The problem — Gather all lines from the material that contain "this".

Input material —
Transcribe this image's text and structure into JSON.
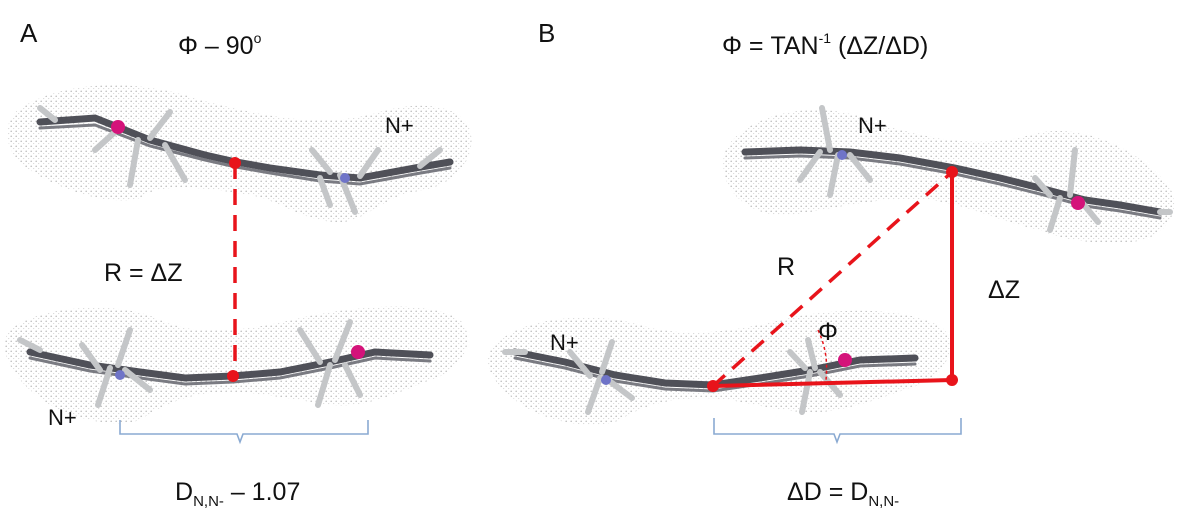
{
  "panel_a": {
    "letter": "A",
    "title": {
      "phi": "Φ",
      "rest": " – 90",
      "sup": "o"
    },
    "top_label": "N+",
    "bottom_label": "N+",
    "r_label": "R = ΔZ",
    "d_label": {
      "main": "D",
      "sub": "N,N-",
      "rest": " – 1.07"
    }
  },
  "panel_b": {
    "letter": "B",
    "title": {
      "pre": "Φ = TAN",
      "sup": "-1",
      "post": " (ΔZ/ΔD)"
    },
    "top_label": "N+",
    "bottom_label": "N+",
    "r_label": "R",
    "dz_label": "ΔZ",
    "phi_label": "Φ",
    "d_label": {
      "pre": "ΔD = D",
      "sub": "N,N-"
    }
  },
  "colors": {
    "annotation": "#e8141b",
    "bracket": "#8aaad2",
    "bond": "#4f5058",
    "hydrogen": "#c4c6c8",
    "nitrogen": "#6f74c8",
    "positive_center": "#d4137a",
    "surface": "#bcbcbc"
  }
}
...
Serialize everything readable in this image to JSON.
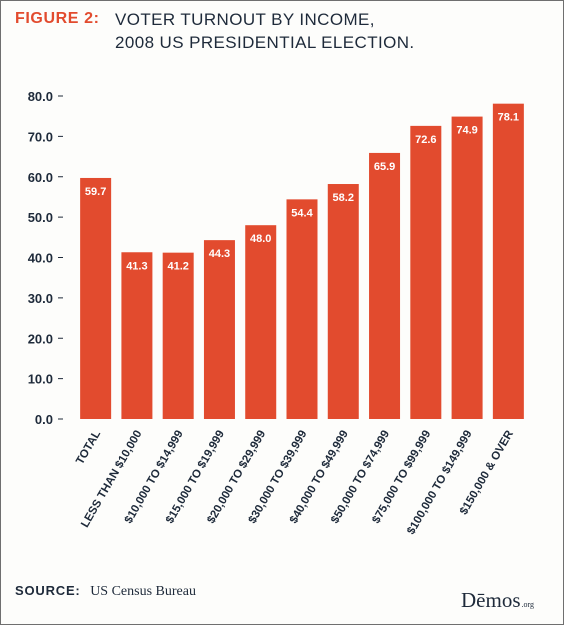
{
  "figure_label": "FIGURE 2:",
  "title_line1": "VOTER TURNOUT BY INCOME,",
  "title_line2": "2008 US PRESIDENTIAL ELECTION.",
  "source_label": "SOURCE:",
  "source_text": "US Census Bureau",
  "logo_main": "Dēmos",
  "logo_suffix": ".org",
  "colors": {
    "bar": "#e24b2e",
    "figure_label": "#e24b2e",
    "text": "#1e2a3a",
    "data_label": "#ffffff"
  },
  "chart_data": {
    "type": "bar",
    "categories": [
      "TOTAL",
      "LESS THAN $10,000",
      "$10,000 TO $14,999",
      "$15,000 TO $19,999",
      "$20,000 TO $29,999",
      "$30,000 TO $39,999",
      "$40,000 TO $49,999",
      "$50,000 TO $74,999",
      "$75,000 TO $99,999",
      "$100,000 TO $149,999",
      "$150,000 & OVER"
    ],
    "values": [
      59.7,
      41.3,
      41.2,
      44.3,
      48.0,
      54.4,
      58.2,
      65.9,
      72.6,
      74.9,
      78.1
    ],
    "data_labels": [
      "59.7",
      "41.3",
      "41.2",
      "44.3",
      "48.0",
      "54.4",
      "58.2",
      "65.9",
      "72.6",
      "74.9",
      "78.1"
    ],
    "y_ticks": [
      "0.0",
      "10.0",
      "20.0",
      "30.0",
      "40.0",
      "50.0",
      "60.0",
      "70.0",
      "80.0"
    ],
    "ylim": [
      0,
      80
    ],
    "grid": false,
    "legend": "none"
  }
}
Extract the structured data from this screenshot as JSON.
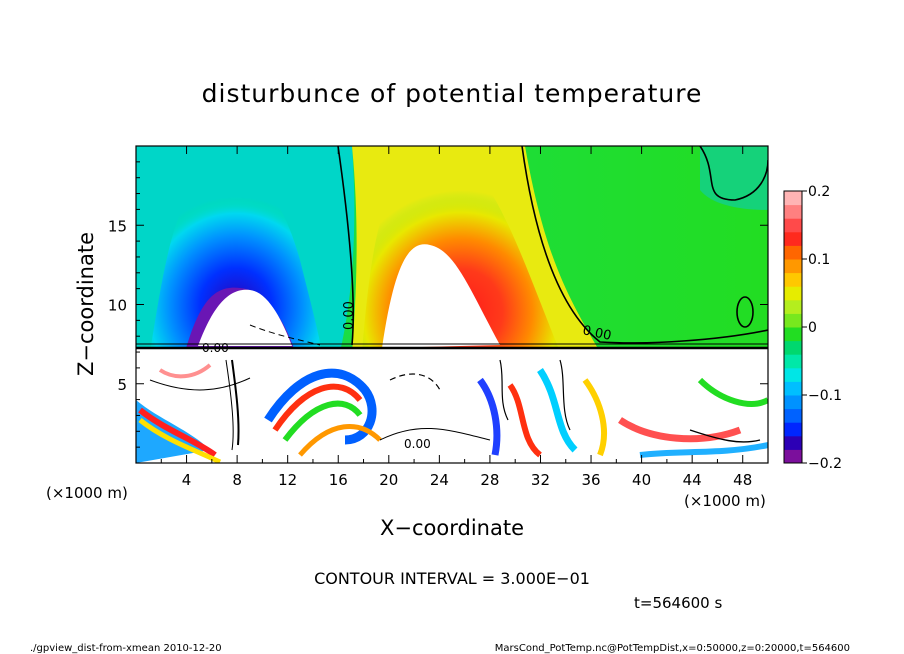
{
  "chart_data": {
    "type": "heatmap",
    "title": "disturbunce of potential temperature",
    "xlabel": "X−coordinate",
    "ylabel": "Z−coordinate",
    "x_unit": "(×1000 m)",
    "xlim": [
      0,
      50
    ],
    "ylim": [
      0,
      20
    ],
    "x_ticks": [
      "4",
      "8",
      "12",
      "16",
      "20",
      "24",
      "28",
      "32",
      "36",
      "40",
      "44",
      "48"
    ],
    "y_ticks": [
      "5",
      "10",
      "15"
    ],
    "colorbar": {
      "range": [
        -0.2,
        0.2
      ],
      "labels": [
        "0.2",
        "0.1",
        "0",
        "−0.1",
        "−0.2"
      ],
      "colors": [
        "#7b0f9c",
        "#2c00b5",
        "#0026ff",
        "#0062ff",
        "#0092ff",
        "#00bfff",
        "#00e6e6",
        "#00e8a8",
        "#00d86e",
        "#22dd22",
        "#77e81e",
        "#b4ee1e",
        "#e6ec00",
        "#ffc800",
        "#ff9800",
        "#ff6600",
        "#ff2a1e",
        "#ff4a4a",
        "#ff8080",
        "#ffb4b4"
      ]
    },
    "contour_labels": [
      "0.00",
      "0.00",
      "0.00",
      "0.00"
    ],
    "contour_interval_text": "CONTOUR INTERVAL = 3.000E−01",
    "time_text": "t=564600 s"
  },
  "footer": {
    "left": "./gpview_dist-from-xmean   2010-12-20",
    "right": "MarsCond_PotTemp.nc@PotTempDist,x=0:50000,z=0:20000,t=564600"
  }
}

Task response —
Transcribe this image's text and structure into JSON.
Serialize everything readable in this image to JSON.
Extract the structured data from this screenshot as JSON.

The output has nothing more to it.